WHAT TO WORK ON: Search the data for the word "from" and copy every line where it occurs.

☆ ☆ ☆ ☆

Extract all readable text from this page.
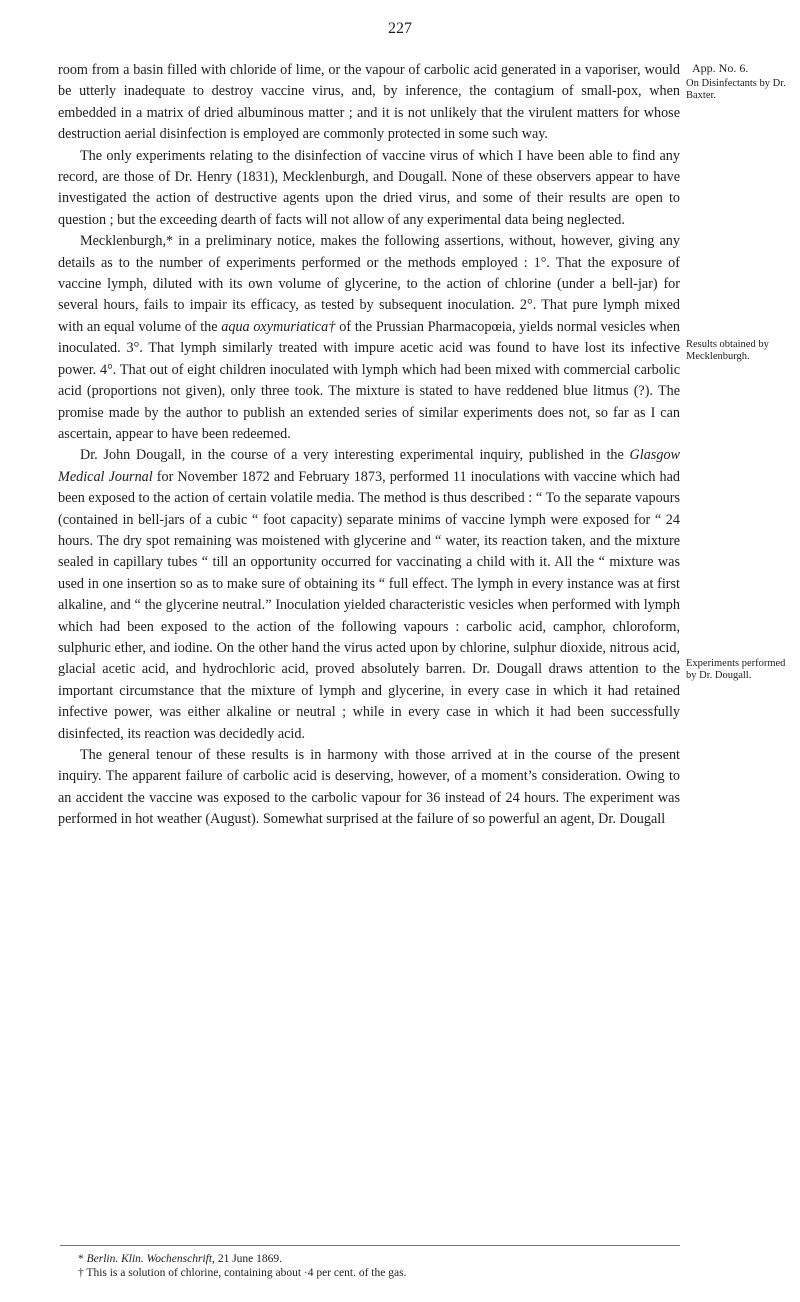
227
App. No. 6.
On Disinfectants by Dr. Baxter.
Results obtained by Mecklenburgh.
Experiments performed by Dr. Dougall.

room from a basin filled with chloride of lime, or the vapour of carbolic acid generated in a vaporiser, would be utterly inadequate to destroy vaccine virus, and, by inference, the contagium of small-pox, when embedded in a matrix of dried albuminous matter ; and it is not unlikely that the virulent matters for whose destruction aerial disinfection is employed are commonly protected in some such way.

The only experiments relating to the disinfection of vaccine virus of which I have been able to find any record, are those of Dr. Henry (1831), Mecklenburgh, and Dougall. None of these observers appear to have investigated the action of destructive agents upon the dried virus, and some of their results are open to question ; but the exceeding dearth of facts will not allow of any experimental data being neglected.

Mecklenburgh,* in a preliminary notice, makes the following assertions, without, however, giving any details as to the number of experiments performed or the methods employed : 1°. That the exposure of vaccine lymph, diluted with its own volume of glycerine, to the action of chlorine (under a bell-jar) for several hours, fails to impair its efficacy, as tested by subsequent inoculation. 2°. That pure lymph mixed with an equal volume of the aqua oxymuriatica† of the Prussian Pharmacopœia, yields normal vesicles when inoculated. 3°. That lymph similarly treated with impure acetic acid was found to have lost its infective power. 4°. That out of eight children inoculated with lymph which had been mixed with commercial carbolic acid (proportions not given), only three took. The mixture is stated to have reddened blue litmus (?). The promise made by the author to publish an extended series of similar experiments does not, so far as I can ascertain, appear to have been redeemed.

Dr. John Dougall, in the course of a very interesting experimental inquiry, published in the Glasgow Medical Journal for November 1872 and February 1873, performed 11 inoculations with vaccine which had been exposed to the action of certain volatile media. The method is thus described : “ To the separate vapours (contained in bell-jars of a cubic “ foot capacity) separate minims of vaccine lymph were exposed for “ 24 hours. The dry spot remaining was moistened with glycerine and “ water, its reaction taken, and the mixture sealed in capillary tubes “ till an opportunity occurred for vaccinating a child with it. All the “ mixture was used in one insertion so as to make sure of obtaining its “ full effect. The lymph in every instance was at first alkaline, and “ the glycerine neutral.” Inoculation yielded characteristic vesicles when performed with lymph which had been exposed to the action of the following vapours : carbolic acid, camphor, chloroform, sulphuric ether, and iodine. On the other hand the virus acted upon by chlorine, sulphur dioxide, nitrous acid, glacial acetic acid, and hydrochloric acid, proved absolutely barren. Dr. Dougall draws attention to the important circumstance that the mixture of lymph and glycerine, in every case in which it had retained infective power, was either alkaline or neutral ; while in every case in which it had been successfully disinfected, its reaction was decidedly acid.

The general tenour of these results is in harmony with those arrived at in the course of the present inquiry. The apparent failure of carbolic acid is deserving, however, of a moment’s consideration. Owing to an accident the vaccine was exposed to the carbolic vapour for 36 instead of 24 hours. The experiment was performed in hot weather (August). Somewhat surprised at the failure of so powerful an agent, Dr. Dougall

* Berlin. Klin. Wochenschrift, 21 June 1869.
† This is a solution of chlorine, containing about ·4 per cent. of the gas.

☆ ☆ ☆ ☆

ANSWER SPACE:
Extract all readable text from this page.
room from a basin filled with chloride of lime, or the vapour of carbolic acid generated in a vaporiser, would be utterly inadequate to destroy vaccine virus, and, by inference, the contagium of small-pox, when embedded in a matrix of dried albuminous matter ; and it is not unlikely that the virulent matters for whose destruction aerial disinfection is employed are commonly protected in some such way.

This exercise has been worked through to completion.